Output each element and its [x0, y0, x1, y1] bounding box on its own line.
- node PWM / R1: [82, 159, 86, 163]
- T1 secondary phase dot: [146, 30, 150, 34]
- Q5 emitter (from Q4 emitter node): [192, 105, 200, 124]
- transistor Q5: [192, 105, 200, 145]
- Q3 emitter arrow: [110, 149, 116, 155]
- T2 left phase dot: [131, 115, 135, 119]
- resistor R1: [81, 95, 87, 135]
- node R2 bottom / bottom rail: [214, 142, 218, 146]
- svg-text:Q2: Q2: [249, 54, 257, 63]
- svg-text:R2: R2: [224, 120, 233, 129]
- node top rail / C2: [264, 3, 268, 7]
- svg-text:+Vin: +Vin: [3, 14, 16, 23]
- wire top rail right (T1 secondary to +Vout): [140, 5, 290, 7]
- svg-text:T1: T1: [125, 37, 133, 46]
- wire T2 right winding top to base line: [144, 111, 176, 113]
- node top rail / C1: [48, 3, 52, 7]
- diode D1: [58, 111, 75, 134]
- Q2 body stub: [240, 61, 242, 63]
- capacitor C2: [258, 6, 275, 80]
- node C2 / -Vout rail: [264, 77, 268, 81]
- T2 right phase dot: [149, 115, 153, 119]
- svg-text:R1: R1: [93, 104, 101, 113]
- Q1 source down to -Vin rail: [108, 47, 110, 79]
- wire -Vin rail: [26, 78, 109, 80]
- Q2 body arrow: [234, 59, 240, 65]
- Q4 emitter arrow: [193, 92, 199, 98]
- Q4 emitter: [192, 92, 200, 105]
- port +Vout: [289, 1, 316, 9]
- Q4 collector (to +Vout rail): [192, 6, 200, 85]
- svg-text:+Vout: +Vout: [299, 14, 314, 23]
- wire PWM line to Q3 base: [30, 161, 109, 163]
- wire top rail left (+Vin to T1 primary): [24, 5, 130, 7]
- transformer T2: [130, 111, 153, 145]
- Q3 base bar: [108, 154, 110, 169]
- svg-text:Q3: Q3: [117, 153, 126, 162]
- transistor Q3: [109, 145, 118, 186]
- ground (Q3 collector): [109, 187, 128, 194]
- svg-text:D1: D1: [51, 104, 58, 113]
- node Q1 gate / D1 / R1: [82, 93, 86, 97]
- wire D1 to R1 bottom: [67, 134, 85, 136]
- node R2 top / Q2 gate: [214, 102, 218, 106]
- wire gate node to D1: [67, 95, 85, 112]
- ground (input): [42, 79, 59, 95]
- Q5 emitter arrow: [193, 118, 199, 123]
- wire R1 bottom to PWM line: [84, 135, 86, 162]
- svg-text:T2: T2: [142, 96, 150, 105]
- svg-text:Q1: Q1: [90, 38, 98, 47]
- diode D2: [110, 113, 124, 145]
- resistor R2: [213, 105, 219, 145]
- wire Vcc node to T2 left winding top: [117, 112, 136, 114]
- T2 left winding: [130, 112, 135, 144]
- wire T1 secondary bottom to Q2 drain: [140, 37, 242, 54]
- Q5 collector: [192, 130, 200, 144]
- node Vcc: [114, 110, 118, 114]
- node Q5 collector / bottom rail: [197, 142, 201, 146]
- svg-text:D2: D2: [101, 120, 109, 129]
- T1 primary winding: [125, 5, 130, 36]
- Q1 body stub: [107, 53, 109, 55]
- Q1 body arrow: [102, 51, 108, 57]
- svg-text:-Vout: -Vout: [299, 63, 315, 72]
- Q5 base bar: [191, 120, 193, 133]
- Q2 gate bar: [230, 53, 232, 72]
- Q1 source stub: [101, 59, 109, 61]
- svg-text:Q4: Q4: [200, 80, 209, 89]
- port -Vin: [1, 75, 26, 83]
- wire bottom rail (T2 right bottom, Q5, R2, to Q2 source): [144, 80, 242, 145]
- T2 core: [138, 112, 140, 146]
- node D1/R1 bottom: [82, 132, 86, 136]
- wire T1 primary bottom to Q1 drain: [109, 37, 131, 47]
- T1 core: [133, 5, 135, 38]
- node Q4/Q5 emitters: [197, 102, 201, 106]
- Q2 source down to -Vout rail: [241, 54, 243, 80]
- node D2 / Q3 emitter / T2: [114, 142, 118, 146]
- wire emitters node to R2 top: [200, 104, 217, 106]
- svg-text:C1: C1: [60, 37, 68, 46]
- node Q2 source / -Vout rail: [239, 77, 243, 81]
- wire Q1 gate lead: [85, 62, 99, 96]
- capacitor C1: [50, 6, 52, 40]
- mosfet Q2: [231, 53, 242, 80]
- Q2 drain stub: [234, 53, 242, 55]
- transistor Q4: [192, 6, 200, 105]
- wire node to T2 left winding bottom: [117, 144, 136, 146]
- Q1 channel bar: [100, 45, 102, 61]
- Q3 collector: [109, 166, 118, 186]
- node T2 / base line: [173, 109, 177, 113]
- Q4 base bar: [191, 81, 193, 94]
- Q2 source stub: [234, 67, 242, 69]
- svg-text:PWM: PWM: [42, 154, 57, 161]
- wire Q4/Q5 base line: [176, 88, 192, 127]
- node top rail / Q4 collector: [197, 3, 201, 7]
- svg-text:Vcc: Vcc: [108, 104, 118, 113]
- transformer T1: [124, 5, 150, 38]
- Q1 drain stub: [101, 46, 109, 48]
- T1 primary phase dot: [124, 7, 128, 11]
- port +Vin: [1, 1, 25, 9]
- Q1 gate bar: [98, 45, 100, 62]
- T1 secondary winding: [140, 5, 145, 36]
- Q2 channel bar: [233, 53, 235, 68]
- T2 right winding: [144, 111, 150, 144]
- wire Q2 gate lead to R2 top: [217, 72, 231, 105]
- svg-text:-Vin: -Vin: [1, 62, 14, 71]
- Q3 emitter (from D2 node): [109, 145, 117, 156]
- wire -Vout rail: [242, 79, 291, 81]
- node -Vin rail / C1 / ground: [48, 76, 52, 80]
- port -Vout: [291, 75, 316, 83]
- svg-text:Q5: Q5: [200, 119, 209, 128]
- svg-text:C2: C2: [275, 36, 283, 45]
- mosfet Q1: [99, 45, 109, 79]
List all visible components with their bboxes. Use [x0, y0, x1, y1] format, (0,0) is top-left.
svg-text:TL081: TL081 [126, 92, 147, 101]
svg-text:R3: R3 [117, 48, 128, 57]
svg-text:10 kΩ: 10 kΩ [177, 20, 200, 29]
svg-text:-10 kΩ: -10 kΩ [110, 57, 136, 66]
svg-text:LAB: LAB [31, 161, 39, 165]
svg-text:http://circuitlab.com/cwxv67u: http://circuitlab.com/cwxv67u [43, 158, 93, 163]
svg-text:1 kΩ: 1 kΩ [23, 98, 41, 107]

┄┄┄┄┄┄

* Task goal: Locate each line in the records that contains the string "transformer" and copy those lines out.

* Task answer:
- transformer T2: [130, 111, 153, 145]
- transformer T1: [124, 5, 150, 38]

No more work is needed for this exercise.